Problem description
Set out each line from the following listing that includes the word "this".

━━━ Dataset records

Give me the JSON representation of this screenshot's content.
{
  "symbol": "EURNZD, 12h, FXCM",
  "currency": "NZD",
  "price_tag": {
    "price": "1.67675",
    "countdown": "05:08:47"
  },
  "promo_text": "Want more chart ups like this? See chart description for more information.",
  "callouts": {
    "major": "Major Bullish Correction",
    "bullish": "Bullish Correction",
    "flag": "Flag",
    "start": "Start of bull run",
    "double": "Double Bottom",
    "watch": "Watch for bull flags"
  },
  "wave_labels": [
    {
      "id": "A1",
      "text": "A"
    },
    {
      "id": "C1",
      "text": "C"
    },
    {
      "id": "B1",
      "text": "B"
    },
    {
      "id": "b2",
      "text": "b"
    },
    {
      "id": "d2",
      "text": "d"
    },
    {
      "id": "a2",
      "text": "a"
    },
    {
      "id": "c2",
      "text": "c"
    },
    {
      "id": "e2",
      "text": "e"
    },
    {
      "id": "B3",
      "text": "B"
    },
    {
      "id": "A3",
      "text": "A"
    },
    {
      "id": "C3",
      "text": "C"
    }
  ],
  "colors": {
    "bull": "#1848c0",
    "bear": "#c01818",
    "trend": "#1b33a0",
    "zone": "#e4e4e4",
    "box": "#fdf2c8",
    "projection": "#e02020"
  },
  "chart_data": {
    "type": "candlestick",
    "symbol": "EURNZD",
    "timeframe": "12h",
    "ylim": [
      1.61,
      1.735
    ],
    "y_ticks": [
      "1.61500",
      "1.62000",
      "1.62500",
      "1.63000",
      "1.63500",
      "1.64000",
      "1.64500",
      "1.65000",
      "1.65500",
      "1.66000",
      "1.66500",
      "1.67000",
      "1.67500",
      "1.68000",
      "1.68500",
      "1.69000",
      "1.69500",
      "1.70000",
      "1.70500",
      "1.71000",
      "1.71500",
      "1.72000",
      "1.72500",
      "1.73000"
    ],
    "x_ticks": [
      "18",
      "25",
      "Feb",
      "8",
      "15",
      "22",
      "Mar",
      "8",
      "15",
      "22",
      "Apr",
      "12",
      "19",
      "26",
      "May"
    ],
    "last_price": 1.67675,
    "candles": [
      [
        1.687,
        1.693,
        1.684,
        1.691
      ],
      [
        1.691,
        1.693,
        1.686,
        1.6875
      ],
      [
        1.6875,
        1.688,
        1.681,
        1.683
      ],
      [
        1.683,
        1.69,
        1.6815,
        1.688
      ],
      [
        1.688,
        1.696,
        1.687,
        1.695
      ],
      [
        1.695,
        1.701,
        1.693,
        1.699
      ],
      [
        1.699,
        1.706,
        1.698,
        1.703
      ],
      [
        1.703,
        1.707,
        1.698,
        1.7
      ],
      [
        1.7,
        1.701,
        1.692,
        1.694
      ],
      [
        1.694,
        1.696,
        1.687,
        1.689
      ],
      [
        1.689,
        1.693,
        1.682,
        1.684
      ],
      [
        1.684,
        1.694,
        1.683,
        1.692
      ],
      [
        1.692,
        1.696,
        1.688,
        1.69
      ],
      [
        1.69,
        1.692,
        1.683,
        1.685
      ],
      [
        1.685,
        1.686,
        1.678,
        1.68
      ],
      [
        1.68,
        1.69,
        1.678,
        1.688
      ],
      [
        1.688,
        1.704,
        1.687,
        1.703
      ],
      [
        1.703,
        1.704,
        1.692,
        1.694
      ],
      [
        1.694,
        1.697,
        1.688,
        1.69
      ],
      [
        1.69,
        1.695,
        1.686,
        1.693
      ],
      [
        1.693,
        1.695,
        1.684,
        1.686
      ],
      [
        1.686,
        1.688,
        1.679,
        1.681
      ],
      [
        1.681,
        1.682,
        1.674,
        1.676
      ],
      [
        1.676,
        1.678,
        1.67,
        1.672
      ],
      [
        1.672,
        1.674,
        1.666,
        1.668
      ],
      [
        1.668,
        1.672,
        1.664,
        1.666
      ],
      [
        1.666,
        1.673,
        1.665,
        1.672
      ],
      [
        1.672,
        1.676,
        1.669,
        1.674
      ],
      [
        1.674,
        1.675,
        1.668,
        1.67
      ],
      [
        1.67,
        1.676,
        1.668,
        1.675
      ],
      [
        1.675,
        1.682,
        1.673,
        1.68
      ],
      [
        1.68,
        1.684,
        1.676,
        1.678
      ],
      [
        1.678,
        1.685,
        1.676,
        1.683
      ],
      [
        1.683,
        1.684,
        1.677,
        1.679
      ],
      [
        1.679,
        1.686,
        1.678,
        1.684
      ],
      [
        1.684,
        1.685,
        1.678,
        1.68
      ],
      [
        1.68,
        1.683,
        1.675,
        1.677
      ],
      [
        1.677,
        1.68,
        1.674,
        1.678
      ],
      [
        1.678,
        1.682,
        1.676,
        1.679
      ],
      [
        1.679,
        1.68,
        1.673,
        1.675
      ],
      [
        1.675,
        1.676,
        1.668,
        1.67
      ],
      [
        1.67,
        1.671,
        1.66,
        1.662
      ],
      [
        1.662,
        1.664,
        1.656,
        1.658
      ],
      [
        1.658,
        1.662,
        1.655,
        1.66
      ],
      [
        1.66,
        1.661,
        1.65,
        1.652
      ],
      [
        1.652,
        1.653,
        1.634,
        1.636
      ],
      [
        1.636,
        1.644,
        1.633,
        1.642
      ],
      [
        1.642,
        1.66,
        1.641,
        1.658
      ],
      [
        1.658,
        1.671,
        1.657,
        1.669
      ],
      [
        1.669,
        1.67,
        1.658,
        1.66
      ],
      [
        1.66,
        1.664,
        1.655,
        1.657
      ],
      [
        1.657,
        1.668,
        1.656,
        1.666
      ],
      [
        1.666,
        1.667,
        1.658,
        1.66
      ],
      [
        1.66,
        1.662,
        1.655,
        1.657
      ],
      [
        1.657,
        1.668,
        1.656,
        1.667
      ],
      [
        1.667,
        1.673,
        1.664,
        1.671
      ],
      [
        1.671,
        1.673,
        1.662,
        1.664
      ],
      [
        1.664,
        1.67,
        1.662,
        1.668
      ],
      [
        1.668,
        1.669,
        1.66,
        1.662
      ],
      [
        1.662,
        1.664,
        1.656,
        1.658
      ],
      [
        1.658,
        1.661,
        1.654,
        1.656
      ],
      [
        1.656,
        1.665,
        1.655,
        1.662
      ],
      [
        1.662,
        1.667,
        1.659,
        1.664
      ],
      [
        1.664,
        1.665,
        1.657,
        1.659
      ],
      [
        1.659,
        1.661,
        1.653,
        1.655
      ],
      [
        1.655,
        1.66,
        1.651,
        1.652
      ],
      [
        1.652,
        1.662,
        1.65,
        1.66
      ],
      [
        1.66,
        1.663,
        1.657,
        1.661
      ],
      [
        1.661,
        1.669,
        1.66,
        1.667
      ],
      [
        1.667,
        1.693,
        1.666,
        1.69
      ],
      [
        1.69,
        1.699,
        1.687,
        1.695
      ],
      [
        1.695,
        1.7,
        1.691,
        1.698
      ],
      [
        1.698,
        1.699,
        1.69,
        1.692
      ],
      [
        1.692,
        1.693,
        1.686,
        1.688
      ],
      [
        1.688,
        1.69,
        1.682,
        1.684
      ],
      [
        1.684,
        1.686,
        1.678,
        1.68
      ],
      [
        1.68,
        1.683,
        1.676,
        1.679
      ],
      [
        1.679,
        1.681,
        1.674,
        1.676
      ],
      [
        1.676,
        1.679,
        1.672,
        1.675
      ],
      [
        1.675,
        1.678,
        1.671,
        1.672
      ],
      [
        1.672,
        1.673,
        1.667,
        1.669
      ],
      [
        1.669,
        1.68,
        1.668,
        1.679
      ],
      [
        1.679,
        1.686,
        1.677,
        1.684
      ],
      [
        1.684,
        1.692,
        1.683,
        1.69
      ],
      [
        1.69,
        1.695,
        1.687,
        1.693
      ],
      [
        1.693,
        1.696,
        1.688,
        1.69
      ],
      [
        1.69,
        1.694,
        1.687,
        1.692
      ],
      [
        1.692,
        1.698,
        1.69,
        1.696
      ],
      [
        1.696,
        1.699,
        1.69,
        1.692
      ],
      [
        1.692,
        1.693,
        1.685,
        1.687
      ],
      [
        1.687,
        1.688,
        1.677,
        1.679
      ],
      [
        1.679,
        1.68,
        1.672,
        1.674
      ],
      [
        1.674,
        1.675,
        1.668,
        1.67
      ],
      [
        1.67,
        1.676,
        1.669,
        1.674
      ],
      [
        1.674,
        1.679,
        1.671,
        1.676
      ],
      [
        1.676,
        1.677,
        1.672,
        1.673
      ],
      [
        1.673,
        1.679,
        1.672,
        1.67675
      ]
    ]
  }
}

━━━━━━

Answer to the task
Give me the JSON representation of this screenshot's content.
  "promo_text": "Want more chart ups like this? See chart description for more information.",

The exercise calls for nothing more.